WHAT YOU WILL DO:
Exclude the pictures, then copy all remaining records exactly.

----------

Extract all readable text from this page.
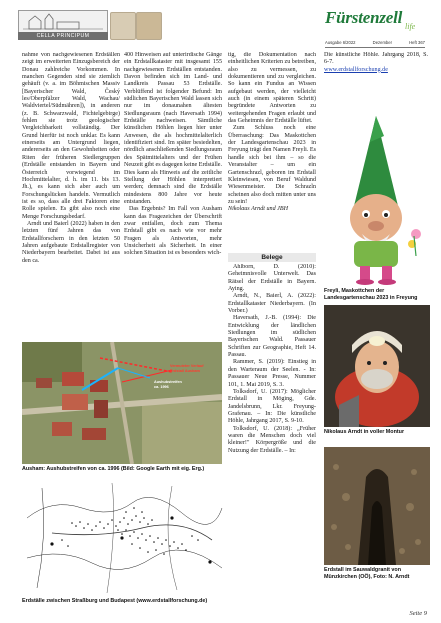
CELLA PRINCIPUM
Fürstenzell life
Ausgabe 6/2022	Dezember	Heft 367

nahme von nachgewiesenen Erdställen zeigt im erweiterten Einzugsbereich der Donau zahlreiche Vorkommen. In manchen Gegenden sind sie ziemlich gehäuft (v. a. im Böhmischen Massiv [Bayerischer Wald, Český les/Oberpfälzer Wald, Wachau/ Waldviertel/Südmähren]), in anderen (z. B. Schwarzwald, Fichtelgebirge) fehlen sie trotz geologischer Vergleichbarkeit vollständig. Der Grund hierfür ist noch unklar. Es kann einerseits am Untergrund liegen, andererseits an den Gewohnheiten oder Riten der früheren Siedlergruppen (Erdställe entstanden in Bayern und Österreich vorwiegend im Hochmittelalter, d. h. im 11. bis 13. Jh.), es kann sich aber auch um Forschungslücken handeln. Vermutlich ist es so, dass alle drei Faktoren eine Rolle spielen. Es gibt also noch eine Menge Forschungsbedarf.

Arndt und Baierl (2022) haben in den letzten fünf Jahren das von Erdstallforschern in den letzten 50 Jahren aufgebaute Erdstallregister von Niederbayern bearbeitet. Dabei ist aus den ca.

400 Hinweisen auf unterirdische Gänge ein Erdstallkataster mit insgesamt 155 nachgewiesenen Erdställen entstanden. Davon befinden sich im Land- und Landkreis Passau 53 Erdställe. Verblüffend ist folgender Befund: Im südlichen Bayerischen Wald lassen sich nur im donaunahen ältesten Siedlungsraum (nach Haversath 1994) Erdställe nachweisen. Sämtliche künstlichen Höhlen liegen hier unter Anwesen, die als hochmittelalterlich identifiziert sind. Im später besiedelten, nördlich anschließenden Siedlungsraum des Spätmittelalters und der Frühen Neuzeit gibt es dagegen keine Erdställe. Dies kann als Hinweis auf die zeitliche Stellung der Höhlen interpretiert werden; demnach sind die Erdställe mindestens 800 Jahre vor heute entstanden.

Das Ergebnis? Im Fall von Ausham kann das Fragezeichen der Überschrift zwar entfallen, doch zum Thema Erdstall gibt es nach wie vor mehr Fragen als Antworten, mehr Unsicherheit als Sicherheit. In einer solchen Situation ist es besonders wich-

tig, die Dokumentation nach einheitlichen Kriterien zu betreiben, also zu vermessen, zu dokumentieren und zu vergleichen. So kann ein Fundus an Wissen aufgebaut werden, der vielleicht auch (in einem späteren Schritt) begründete Antworten zu weitergehenden Fragen erlaubt und das Geheimnis der Erdställe lüftet.

Zum Schluss noch eine Überraschung: Das Maskottchen der Landesgartenschau 2023 in Freyung trägt den Namen Freyli. Es handle sich bei ihm – so die Veranstalter – um ein Gartenschrazl, geboren im Erdstall Kleinwiesen, von Beruf Waldund Wiesenmeister. Die Schrazln scheinen also doch mitten unter uns zu sein!

Nikolaus Arndt und JBH

Die künstliche Höhle. Jahrgang 2018, S. 6-7.

www.erdstallforschung.de

Belege

Ahlborn, D. (2010): Geheimnisvolle Unterwelt. Das Rätsel der Erdställe in Bayern. Aying.

Arndt, N., Baierl, A. (2022): Erdstallkataster Niederbayern. (In Vorber.)

Haversath, J.-B. (1994): Die Entwicklung der ländlichen Siedlungen im südlichen Bayerischen Wald. Passauer Schriften zur Geographie, Heft 14. Passau.

Rammer, S. (2019): Einstieg in den Warteraum der Seelen. - In: Passauer Neue Presse, Nummer 101, 1. Mai 2019, S. 3.

Tolksdorf, U. (2017): Möglicher Erdstall in Möging, Gde. Jandelsbrunn, Lkr. Freyung-Grafenau. – In: Die künstliche Höhle, Jahrgang 2017, S. 9-10.

Tolksdorf, U. (2018): „Früher waren die Menschen doch viel kleiner!" Körpergröße und die Nutzung der Erdställe. – In:

Vermuteter Verlauf
Erdstall Ausham
Aushubstreifen
ca. 1996
Ausham: Aushubstreifen von ca. 1996 (Bild: Google Earth mit eig. Erg.)
Erdställe zwischen Straßburg und Budapest (www.erdstallforschung.de)
Freyli, Maskottchen der Landesgartenschau 2023 in Freyung
Nikolaus Arndt in voller Montur
Erdstall im Sauwaldgranit von Münzkirchen (OÖ), Foto: N. Arndt
Seite 9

----------

ANSWER TO THIS PROBLEM:
Extract all readable text from this page.
CELLA PRINCIPUM
Fürstenzell life
Ausgabe 6/2022	Dezember	Heft 367

nahme von nachgewiesenen Erdställen zeigt im erweiterten Einzugsbereich der Donau zahlreiche Vorkommen. In manchen Gegenden sind sie ziemlich gehäuft (v. a. im Böhmischen Massiv [Bayerischer Wald, Český les/Oberpfälzer Wald, Wachau/ Waldviertel/Südmähren]), in anderen (z. B. Schwarzwald, Fichtelgebirge) fehlen sie trotz geologischer Vergleichbarkeit vollständig. Der Grund hierfür ist noch unklar. Es kann einerseits am Untergrund liegen, andererseits an den Gewohnheiten oder Riten der früheren Siedlergruppen (Erdställe entstanden in Bayern und Österreich vorwiegend im Hochmittelalter, d. h. im 11. bis 13. Jh.), es kann sich aber auch um Forschungslücken handeln. Vermutlich ist es so, dass alle drei Faktoren eine Rolle spielen. Es gibt also noch eine Menge Forschungsbedarf.

Arndt und Baierl (2022) haben in den letzten fünf Jahren das von Erdstallforschern in den letzten 50 Jahren aufgebaute Erdstallregister von Niederbayern bearbeitet. Dabei ist aus den ca.

400 Hinweisen auf unterirdische Gänge ein Erdstallkataster mit insgesamt 155 nachgewiesenen Erdställen entstanden. Davon befinden sich im Land- und Landkreis Passau 53 Erdställe. Verblüffend ist folgender Befund: Im südlichen Bayerischen Wald lassen sich nur im donaunahen ältesten Siedlungsraum (nach Haversath 1994) Erdställe nachweisen. Sämtliche künstlichen Höhlen liegen hier unter Anwesen, die als hochmittelalterlich identifiziert sind. Im später besiedelten, nördlich anschließenden Siedlungsraum des Spätmittelalters und der Frühen Neuzeit gibt es dagegen keine Erdställe. Dies kann als Hinweis auf die zeitliche Stellung der Höhlen interpretiert werden; demnach sind die Erdställe mindestens 800 Jahre vor heute entstanden.

Das Ergebnis? Im Fall von Ausham kann das Fragezeichen der Überschrift zwar entfallen, doch zum Thema Erdstall gibt es nach wie vor mehr Fragen als Antworten, mehr Unsicherheit als Sicherheit. In einer solchen Situation ist es besonders wich-

tig, die Dokumentation nach einheitlichen Kriterien zu betreiben, also zu vermessen, zu dokumentieren und zu vergleichen. So kann ein Fundus an Wissen aufgebaut werden, der vielleicht auch (in einem späteren Schritt) begründete Antworten zu weitergehenden Fragen erlaubt und das Geheimnis der Erdställe lüftet.

Zum Schluss noch eine Überraschung: Das Maskottchen der Landesgartenschau 2023 in Freyung trägt den Namen Freyli. Es handle sich bei ihm – so die Veranstalter – um ein Gartenschrazl, geboren im Erdstall Kleinwiesen, von Beruf Waldund Wiesenmeister. Die Schrazln scheinen also doch mitten unter uns zu sein!

Nikolaus Arndt und JBH

Die künstliche Höhle. Jahrgang 2018, S. 6-7.

www.erdstallforschung.de

Belege

Ahlborn, D. (2010): Geheimnisvolle Unterwelt. Das Rätsel der Erdställe in Bayern. Aying.

Arndt, N., Baierl, A. (2022): Erdstallkataster Niederbayern. (In Vorber.)

Haversath, J.-B. (1994): Die Entwicklung der ländlichen Siedlungen im südlichen Bayerischen Wald. Passauer Schriften zur Geographie, Heft 14. Passau.

Rammer, S. (2019): Einstieg in den Warteraum der Seelen. - In: Passauer Neue Presse, Nummer 101, 1. Mai 2019, S. 3.

Tolksdorf, U. (2017): Möglicher Erdstall in Möging, Gde. Jandelsbrunn, Lkr. Freyung-Grafenau. – In: Die künstliche Höhle, Jahrgang 2017, S. 9-10.

Tolksdorf, U. (2018): „Früher waren die Menschen doch viel kleiner!" Körpergröße und die Nutzung der Erdställe. – In:

Vermuteter Verlauf
Erdstall Ausham
Aushubstreifen
ca. 1996
Ausham: Aushubstreifen von ca. 1996 (Bild: Google Earth mit eig. Erg.)
Erdställe zwischen Straßburg und Budapest (www.erdstallforschung.de)
Freyli, Maskottchen der Landesgartenschau 2023 in Freyung
Nikolaus Arndt in voller Montur
Erdstall im Sauwaldgranit von Münzkirchen (OÖ), Foto: N. Arndt
Seite 9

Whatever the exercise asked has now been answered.